**Records to process**
[START]

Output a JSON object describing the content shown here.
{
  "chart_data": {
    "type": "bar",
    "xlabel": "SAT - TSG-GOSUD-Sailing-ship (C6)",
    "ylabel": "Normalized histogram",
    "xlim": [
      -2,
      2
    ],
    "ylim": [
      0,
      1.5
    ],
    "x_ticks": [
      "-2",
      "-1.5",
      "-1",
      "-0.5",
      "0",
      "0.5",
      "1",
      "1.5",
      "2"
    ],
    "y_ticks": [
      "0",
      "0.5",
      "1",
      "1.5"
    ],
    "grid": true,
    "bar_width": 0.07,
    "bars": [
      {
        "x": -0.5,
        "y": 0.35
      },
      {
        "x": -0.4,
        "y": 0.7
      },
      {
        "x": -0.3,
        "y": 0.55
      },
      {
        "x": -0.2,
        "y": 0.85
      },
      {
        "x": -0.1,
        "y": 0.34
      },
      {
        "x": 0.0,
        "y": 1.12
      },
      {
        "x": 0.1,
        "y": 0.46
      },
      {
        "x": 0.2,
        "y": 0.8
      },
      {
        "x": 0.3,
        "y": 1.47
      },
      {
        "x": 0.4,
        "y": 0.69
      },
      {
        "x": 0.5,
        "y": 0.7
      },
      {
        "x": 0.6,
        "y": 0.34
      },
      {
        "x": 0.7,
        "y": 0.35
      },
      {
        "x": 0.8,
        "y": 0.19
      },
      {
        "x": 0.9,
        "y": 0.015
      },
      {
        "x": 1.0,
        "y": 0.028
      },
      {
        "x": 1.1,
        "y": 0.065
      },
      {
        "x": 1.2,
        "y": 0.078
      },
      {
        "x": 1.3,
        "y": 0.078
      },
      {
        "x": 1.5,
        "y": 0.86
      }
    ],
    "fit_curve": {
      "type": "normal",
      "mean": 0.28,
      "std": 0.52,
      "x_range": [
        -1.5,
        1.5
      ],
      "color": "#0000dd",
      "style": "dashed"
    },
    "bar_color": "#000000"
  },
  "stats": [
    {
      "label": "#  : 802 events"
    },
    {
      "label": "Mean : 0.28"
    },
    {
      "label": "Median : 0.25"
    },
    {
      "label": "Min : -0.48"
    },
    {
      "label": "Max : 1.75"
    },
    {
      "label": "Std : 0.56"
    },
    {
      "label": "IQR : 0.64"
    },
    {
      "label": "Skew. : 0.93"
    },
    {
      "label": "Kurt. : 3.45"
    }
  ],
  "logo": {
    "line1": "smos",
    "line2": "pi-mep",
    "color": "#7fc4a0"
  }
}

[END]

**Given task**
Output the records above in their entirety, exactly.

**Answer to this problem**
Output a JSON object describing the content shown here.
{
  "chart_data": {
    "type": "bar",
    "xlabel": "SAT - TSG-GOSUD-Sailing-ship (C6)",
    "ylabel": "Normalized histogram",
    "xlim": [
      -2,
      2
    ],
    "ylim": [
      0,
      1.5
    ],
    "x_ticks": [
      "-2",
      "-1.5",
      "-1",
      "-0.5",
      "0",
      "0.5",
      "1",
      "1.5",
      "2"
    ],
    "y_ticks": [
      "0",
      "0.5",
      "1",
      "1.5"
    ],
    "grid": true,
    "bar_width": 0.07,
    "bars": [
      {
        "x": -0.5,
        "y": 0.35
      },
      {
        "x": -0.4,
        "y": 0.7
      },
      {
        "x": -0.3,
        "y": 0.55
      },
      {
        "x": -0.2,
        "y": 0.85
      },
      {
        "x": -0.1,
        "y": 0.34
      },
      {
        "x": 0.0,
        "y": 1.12
      },
      {
        "x": 0.1,
        "y": 0.46
      },
      {
        "x": 0.2,
        "y": 0.8
      },
      {
        "x": 0.3,
        "y": 1.47
      },
      {
        "x": 0.4,
        "y": 0.69
      },
      {
        "x": 0.5,
        "y": 0.7
      },
      {
        "x": 0.6,
        "y": 0.34
      },
      {
        "x": 0.7,
        "y": 0.35
      },
      {
        "x": 0.8,
        "y": 0.19
      },
      {
        "x": 0.9,
        "y": 0.015
      },
      {
        "x": 1.0,
        "y": 0.028
      },
      {
        "x": 1.1,
        "y": 0.065
      },
      {
        "x": 1.2,
        "y": 0.078
      },
      {
        "x": 1.3,
        "y": 0.078
      },
      {
        "x": 1.5,
        "y": 0.86
      }
    ],
    "fit_curve": {
      "type": "normal",
      "mean": 0.28,
      "std": 0.52,
      "x_range": [
        -1.5,
        1.5
      ],
      "color": "#0000dd",
      "style": "dashed"
    },
    "bar_color": "#000000"
  },
  "stats": [
    {
      "label": "#  : 802 events"
    },
    {
      "label": "Mean : 0.28"
    },
    {
      "label": "Median : 0.25"
    },
    {
      "label": "Min : -0.48"
    },
    {
      "label": "Max : 1.75"
    },
    {
      "label": "Std : 0.56"
    },
    {
      "label": "IQR : 0.64"
    },
    {
      "label": "Skew. : 0.93"
    },
    {
      "label": "Kurt. : 3.45"
    }
  ],
  "logo": {
    "line1": "smos",
    "line2": "pi-mep",
    "color": "#7fc4a0"
  }
}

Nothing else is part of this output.